— start of Information supplied —

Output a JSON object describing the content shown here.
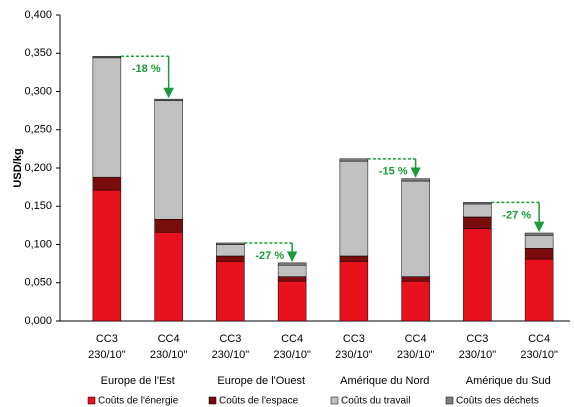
{
  "chart_data": {
    "type": "stacked-bar",
    "y_label": "USD/kg",
    "categories": [
      [
        "CC3",
        "230/10\""
      ],
      [
        "CC4",
        "230/10\""
      ],
      [
        "CC3",
        "230/10\""
      ],
      [
        "CC4",
        "230/10\""
      ],
      [
        "CC3",
        "230/10\""
      ],
      [
        "CC4",
        "230/10\""
      ],
      [
        "CC3",
        "230/10\""
      ],
      [
        "CC4",
        "230/10\""
      ]
    ],
    "groups": [
      "Europe de l'Est",
      "Europe de l'Ouest",
      "Amérique du Nord",
      "Amérique du Sud"
    ],
    "series": [
      {
        "name": "Coûts de l'énergie",
        "color": "#e8111e",
        "values": [
          0.171,
          0.116,
          0.078,
          0.052,
          0.078,
          0.052,
          0.121,
          0.081
        ]
      },
      {
        "name": "Coûts de l'espace",
        "color": "#7a0c0c",
        "values": [
          0.017,
          0.017,
          0.007,
          0.006,
          0.007,
          0.006,
          0.015,
          0.014
        ]
      },
      {
        "name": "Coûts du travail",
        "color": "#c0c0c0",
        "values": [
          0.156,
          0.155,
          0.015,
          0.015,
          0.124,
          0.125,
          0.017,
          0.017
        ]
      },
      {
        "name": "Coûts des déchets",
        "color": "#808080",
        "values": [
          0.002,
          0.002,
          0.002,
          0.003,
          0.003,
          0.003,
          0.002,
          0.003
        ]
      }
    ],
    "annotations": [
      "-18 %",
      "-27 %",
      "-15 %",
      "-27 %"
    ],
    "annotation_color": "#1a9a3a",
    "ylim": [
      0,
      0.4
    ],
    "yticks": [
      {
        "value": 0,
        "label": "0,000"
      },
      {
        "value": 0.05,
        "label": "0,050"
      },
      {
        "value": 0.1,
        "label": "0,100"
      },
      {
        "value": 0.15,
        "label": "0,150"
      },
      {
        "value": 0.2,
        "label": "0,200"
      },
      {
        "value": 0.25,
        "label": "0,250"
      },
      {
        "value": 0.3,
        "label": "0,300"
      },
      {
        "value": 0.35,
        "label": "0,350"
      },
      {
        "value": 0.4,
        "label": "0,400"
      }
    ]
  }
}
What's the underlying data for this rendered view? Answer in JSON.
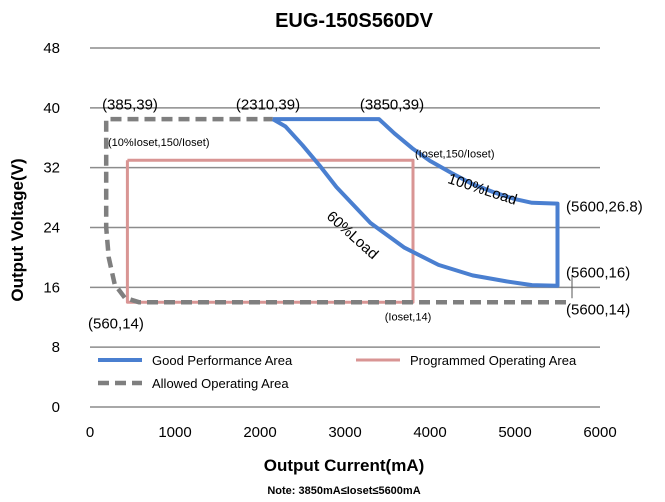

— end of Information supplied —

## Exercise aim
State how many lines of the data include the word "JSON", with nothing else.

## Finished exercise
2